Check every line below for the word "Abroad" and give only the number of lines where it appears.

# start of Given data

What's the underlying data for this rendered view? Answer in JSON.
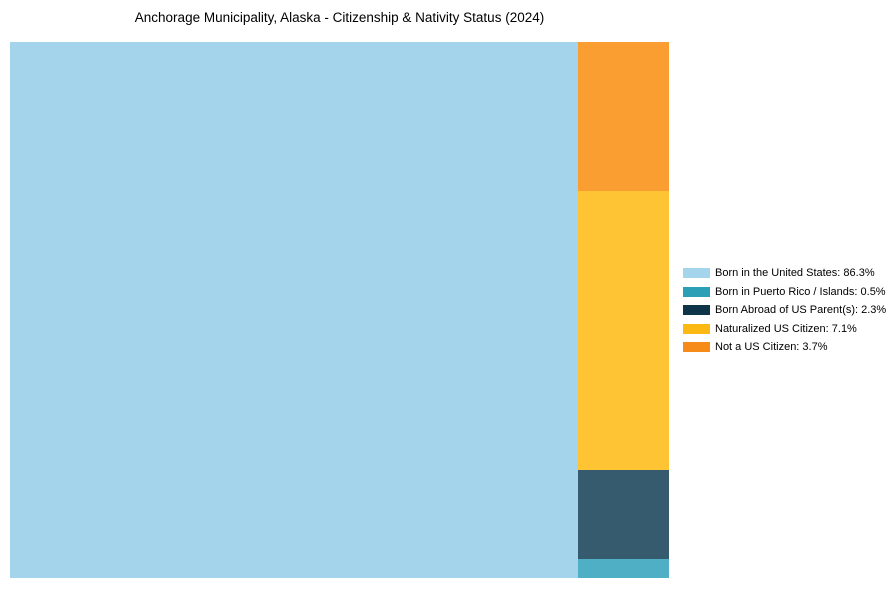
{
  "title": "Anchorage Municipality, Alaska - Citizenship & Nativity Status (2024)",
  "chart_data": {
    "type": "treemap",
    "title": "Anchorage Municipality, Alaska - Citizenship & Nativity Status (2024)",
    "unit": "%",
    "categories": [
      "Born in the United States",
      "Born in Puerto Rico / Islands",
      "Born Abroad of US Parent(s)",
      "Naturalized US Citizen",
      "Not a US Citizen"
    ],
    "values": [
      86.3,
      0.5,
      2.3,
      7.1,
      3.7
    ],
    "legend_position": "right",
    "tiles": [
      {
        "name": "Born in the United States",
        "value": 86.3,
        "color": "#A3D4EC"
      },
      {
        "name": "Not a US Citizen",
        "value": 3.7,
        "color": "#FB9E32"
      },
      {
        "name": "Naturalized US Citizen",
        "value": 7.1,
        "color": "#FEC433"
      },
      {
        "name": "Born Abroad of US Parent(s)",
        "value": 2.3,
        "color": "#365A6E"
      },
      {
        "name": "Born in Puerto Rico / Islands",
        "value": 0.5,
        "color": "#4FAFC5"
      }
    ],
    "legend": [
      {
        "label": "Born in the United States: 86.3%",
        "swatch_color": "#A5D5EC"
      },
      {
        "label": "Born in Puerto Rico / Islands: 0.5%",
        "swatch_color": "#2B9FB5"
      },
      {
        "label": "Born Abroad of US Parent(s): 2.3%",
        "swatch_color": "#0E3449"
      },
      {
        "label": "Naturalized US Citizen: 7.1%",
        "swatch_color": "#FDB913"
      },
      {
        "label": "Not a US Citizen: 3.7%",
        "swatch_color": "#F68B1A"
      }
    ]
  }
}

# end of Given data

### Completed task
3